■ Problem requirements: Copy out all of the data exactly as it appears.

■ Data supplied:
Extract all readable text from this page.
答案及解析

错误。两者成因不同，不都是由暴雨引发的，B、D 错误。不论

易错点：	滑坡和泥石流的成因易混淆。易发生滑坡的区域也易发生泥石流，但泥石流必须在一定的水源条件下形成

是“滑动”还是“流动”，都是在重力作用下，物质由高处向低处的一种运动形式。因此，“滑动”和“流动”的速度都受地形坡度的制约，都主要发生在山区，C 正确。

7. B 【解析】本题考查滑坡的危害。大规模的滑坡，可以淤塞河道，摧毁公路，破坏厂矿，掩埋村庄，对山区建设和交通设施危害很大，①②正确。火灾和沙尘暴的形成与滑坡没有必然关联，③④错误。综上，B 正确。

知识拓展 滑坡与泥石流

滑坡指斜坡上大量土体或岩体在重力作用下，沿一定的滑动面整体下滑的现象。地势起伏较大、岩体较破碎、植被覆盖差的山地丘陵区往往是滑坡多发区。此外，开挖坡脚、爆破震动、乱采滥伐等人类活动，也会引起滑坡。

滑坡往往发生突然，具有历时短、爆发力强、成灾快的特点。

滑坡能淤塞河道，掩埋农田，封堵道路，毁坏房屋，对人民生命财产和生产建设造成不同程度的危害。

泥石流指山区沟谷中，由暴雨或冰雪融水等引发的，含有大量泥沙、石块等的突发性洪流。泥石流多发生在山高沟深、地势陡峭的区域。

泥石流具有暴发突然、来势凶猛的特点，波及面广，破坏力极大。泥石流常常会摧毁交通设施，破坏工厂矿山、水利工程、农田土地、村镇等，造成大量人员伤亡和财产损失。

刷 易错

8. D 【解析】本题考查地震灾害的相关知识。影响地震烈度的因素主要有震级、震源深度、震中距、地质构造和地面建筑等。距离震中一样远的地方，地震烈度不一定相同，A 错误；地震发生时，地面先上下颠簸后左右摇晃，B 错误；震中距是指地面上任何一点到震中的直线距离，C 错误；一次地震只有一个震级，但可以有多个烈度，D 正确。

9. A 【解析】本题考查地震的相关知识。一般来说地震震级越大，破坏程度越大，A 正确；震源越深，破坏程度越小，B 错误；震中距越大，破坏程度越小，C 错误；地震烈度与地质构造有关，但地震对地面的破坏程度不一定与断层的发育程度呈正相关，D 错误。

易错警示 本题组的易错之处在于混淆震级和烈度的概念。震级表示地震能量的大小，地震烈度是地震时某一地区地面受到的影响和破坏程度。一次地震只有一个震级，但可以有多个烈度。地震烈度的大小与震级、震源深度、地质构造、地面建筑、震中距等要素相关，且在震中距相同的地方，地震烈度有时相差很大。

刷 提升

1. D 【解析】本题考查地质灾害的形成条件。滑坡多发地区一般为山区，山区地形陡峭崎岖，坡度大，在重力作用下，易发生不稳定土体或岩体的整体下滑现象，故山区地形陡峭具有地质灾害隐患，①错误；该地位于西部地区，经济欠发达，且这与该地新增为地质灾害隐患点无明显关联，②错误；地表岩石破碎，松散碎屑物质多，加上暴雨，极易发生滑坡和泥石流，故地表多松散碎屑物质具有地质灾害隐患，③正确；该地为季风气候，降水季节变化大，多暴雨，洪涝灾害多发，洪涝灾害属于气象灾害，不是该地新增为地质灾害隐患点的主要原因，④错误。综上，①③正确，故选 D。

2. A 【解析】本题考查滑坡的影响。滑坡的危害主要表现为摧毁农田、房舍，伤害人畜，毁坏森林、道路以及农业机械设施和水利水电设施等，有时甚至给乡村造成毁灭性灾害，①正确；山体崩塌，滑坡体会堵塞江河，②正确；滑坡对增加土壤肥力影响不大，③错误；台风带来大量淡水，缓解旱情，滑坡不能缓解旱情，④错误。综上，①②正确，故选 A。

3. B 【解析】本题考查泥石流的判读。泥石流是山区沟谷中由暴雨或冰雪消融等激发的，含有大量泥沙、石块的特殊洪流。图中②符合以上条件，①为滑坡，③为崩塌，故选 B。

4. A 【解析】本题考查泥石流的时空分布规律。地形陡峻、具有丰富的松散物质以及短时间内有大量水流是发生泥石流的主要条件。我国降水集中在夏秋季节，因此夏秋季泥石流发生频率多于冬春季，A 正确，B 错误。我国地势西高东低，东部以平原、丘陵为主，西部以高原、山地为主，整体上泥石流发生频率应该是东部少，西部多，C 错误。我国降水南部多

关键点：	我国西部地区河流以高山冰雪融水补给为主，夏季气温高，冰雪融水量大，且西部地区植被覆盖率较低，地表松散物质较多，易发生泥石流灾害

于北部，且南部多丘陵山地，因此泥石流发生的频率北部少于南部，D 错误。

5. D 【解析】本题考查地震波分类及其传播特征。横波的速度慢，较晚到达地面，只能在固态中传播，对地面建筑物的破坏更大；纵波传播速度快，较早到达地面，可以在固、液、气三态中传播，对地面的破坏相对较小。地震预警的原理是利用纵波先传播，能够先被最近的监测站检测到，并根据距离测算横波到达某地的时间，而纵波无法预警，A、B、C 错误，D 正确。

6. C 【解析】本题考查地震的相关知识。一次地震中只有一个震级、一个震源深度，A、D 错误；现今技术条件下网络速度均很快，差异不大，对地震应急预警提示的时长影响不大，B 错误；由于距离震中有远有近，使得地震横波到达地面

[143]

■ Exercise answer:
Extract all readable text from this page.
答案及解析

错误。两者成因不同，不都是由暴雨引发的，B、D 错误。不论

易错点：	滑坡和泥石流的成因易混淆。易发生滑坡的区域也易发生泥石流，但泥石流必须在一定的水源条件下形成

是“滑动”还是“流动”，都是在重力作用下，物质由高处向低处的一种运动形式。因此，“滑动”和“流动”的速度都受地形坡度的制约，都主要发生在山区，C 正确。

7. B 【解析】本题考查滑坡的危害。大规模的滑坡，可以淤塞河道，摧毁公路，破坏厂矿，掩埋村庄，对山区建设和交通设施危害很大，①②正确。火灾和沙尘暴的形成与滑坡没有必然关联，③④错误。综上，B 正确。

知识拓展 滑坡与泥石流

滑坡指斜坡上大量土体或岩体在重力作用下，沿一定的滑动面整体下滑的现象。地势起伏较大、岩体较破碎、植被覆盖差的山地丘陵区往往是滑坡多发区。此外，开挖坡脚、爆破震动、乱采滥伐等人类活动，也会引起滑坡。

滑坡往往发生突然，具有历时短、爆发力强、成灾快的特点。

滑坡能淤塞河道，掩埋农田，封堵道路，毁坏房屋，对人民生命财产和生产建设造成不同程度的危害。

泥石流指山区沟谷中，由暴雨或冰雪融水等引发的，含有大量泥沙、石块等的突发性洪流。泥石流多发生在山高沟深、地势陡峭的区域。

泥石流具有暴发突然、来势凶猛的特点，波及面广，破坏力极大。泥石流常常会摧毁交通设施，破坏工厂矿山、水利工程、农田土地、村镇等，造成大量人员伤亡和财产损失。

刷 易错

8. D 【解析】本题考查地震灾害的相关知识。影响地震烈度的因素主要有震级、震源深度、震中距、地质构造和地面建筑等。距离震中一样远的地方，地震烈度不一定相同，A 错误；地震发生时，地面先上下颠簸后左右摇晃，B 错误；震中距是指地面上任何一点到震中的直线距离，C 错误；一次地震只有一个震级，但可以有多个烈度，D 正确。

9. A 【解析】本题考查地震的相关知识。一般来说地震震级越大，破坏程度越大，A 正确；震源越深，破坏程度越小，B 错误；震中距越大，破坏程度越小，C 错误；地震烈度与地质构造有关，但地震对地面的破坏程度不一定与断层的发育程度呈正相关，D 错误。

易错警示 本题组的易错之处在于混淆震级和烈度的概念。震级表示地震能量的大小，地震烈度是地震时某一地区地面受到的影响和破坏程度。一次地震只有一个震级，但可以有多个烈度。地震烈度的大小与震级、震源深度、地质构造、地面建筑、震中距等要素相关，且在震中距相同的地方，地震烈度有时相差很大。

刷 提升

1. D 【解析】本题考查地质灾害的形成条件。滑坡多发地区一般为山区，山区地形陡峭崎岖，坡度大，在重力作用下，易发生不稳定土体或岩体的整体下滑现象，故山区地形陡峭具有地质灾害隐患，①错误；该地位于西部地区，经济欠发达，且这与该地新增为地质灾害隐患点无明显关联，②错误；地表岩石破碎，松散碎屑物质多，加上暴雨，极易发生滑坡和泥石流，故地表多松散碎屑物质具有地质灾害隐患，③正确；该地为季风气候，降水季节变化大，多暴雨，洪涝灾害多发，洪涝灾害属于气象灾害，不是该地新增为地质灾害隐患点的主要原因，④错误。综上，①③正确，故选 D。

2. A 【解析】本题考查滑坡的影响。滑坡的危害主要表现为摧毁农田、房舍，伤害人畜，毁坏森林、道路以及农业机械设施和水利水电设施等，有时甚至给乡村造成毁灭性灾害，①正确；山体崩塌，滑坡体会堵塞江河，②正确；滑坡对增加土壤肥力影响不大，③错误；台风带来大量淡水，缓解旱情，滑坡不能缓解旱情，④错误。综上，①②正确，故选 A。

3. B 【解析】本题考查泥石流的判读。泥石流是山区沟谷中由暴雨或冰雪消融等激发的，含有大量泥沙、石块的特殊洪流。图中②符合以上条件，①为滑坡，③为崩塌，故选 B。

4. A 【解析】本题考查泥石流的时空分布规律。地形陡峻、具有丰富的松散物质以及短时间内有大量水流是发生泥石流的主要条件。我国降水集中在夏秋季节，因此夏秋季泥石流发生频率多于冬春季，A 正确，B 错误。我国地势西高东低，东部以平原、丘陵为主，西部以高原、山地为主，整体上泥石流发生频率应该是东部少，西部多，C 错误。我国降水南部多

关键点：	我国西部地区河流以高山冰雪融水补给为主，夏季气温高，冰雪融水量大，且西部地区植被覆盖率较低，地表松散物质较多，易发生泥石流灾害

于北部，且南部多丘陵山地，因此泥石流发生的频率北部少于南部，D 错误。

5. D 【解析】本题考查地震波分类及其传播特征。横波的速度慢，较晚到达地面，只能在固态中传播，对地面建筑物的破坏更大；纵波传播速度快，较早到达地面，可以在固、液、气三态中传播，对地面的破坏相对较小。地震预警的原理是利用纵波先传播，能够先被最近的监测站检测到，并根据距离测算横波到达某地的时间，而纵波无法预警，A、B、C 错误，D 正确。

6. C 【解析】本题考查地震的相关知识。一次地震中只有一个震级、一个震源深度，A、D 错误；现今技术条件下网络速度均很快，差异不大，对地震应急预警提示的时长影响不大，B 错误；由于距离震中有远有近，使得地震横波到达地面

[143]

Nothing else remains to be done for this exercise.